Dataset rows
——————————

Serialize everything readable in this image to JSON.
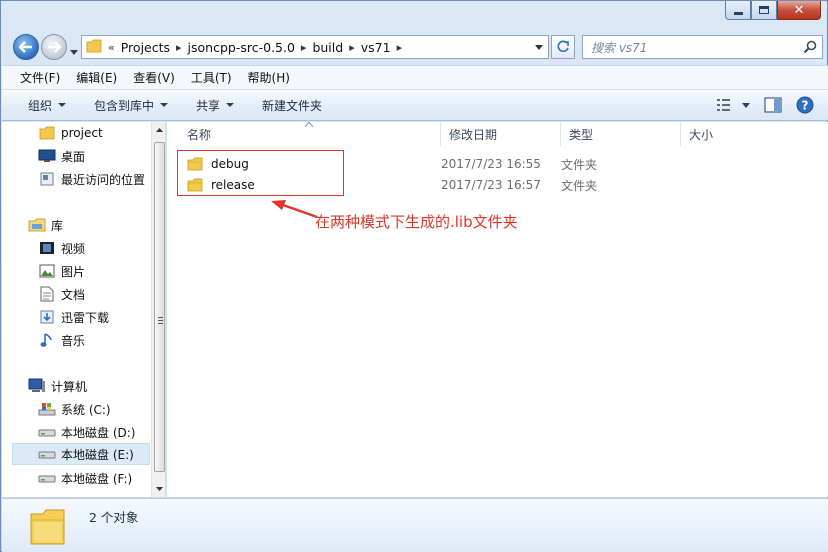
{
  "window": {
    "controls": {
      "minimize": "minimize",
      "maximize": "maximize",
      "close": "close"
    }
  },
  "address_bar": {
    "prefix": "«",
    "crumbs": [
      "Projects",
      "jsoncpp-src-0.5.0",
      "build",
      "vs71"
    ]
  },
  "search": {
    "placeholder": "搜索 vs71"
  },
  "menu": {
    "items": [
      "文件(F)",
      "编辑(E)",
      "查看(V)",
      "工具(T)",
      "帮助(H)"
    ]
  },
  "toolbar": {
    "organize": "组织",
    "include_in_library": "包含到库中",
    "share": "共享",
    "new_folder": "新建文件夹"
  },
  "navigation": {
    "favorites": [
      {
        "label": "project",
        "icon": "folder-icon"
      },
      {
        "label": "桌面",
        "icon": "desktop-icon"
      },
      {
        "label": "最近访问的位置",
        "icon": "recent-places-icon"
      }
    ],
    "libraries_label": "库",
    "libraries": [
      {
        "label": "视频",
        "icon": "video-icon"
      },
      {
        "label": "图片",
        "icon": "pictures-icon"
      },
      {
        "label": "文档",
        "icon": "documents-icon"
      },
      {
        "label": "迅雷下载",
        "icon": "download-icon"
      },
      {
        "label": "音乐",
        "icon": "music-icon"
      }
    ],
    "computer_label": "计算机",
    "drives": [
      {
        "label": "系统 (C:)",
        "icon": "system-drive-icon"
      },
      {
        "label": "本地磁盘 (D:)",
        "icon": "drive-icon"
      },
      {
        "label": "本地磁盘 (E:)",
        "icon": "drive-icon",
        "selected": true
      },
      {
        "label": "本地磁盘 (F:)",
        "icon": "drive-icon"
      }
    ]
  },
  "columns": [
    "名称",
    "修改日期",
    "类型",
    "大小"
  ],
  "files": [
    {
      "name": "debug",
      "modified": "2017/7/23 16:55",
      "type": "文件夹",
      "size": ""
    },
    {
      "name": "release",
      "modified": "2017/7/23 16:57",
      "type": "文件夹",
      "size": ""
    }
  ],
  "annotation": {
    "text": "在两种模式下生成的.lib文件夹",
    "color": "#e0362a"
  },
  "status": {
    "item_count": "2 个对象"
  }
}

——————————

EXERCISE DIRECTIONS:
Look back over the material above and state how many lines hold the word "本地磁盘". Write the number and nothing else.

THE REPLY:
3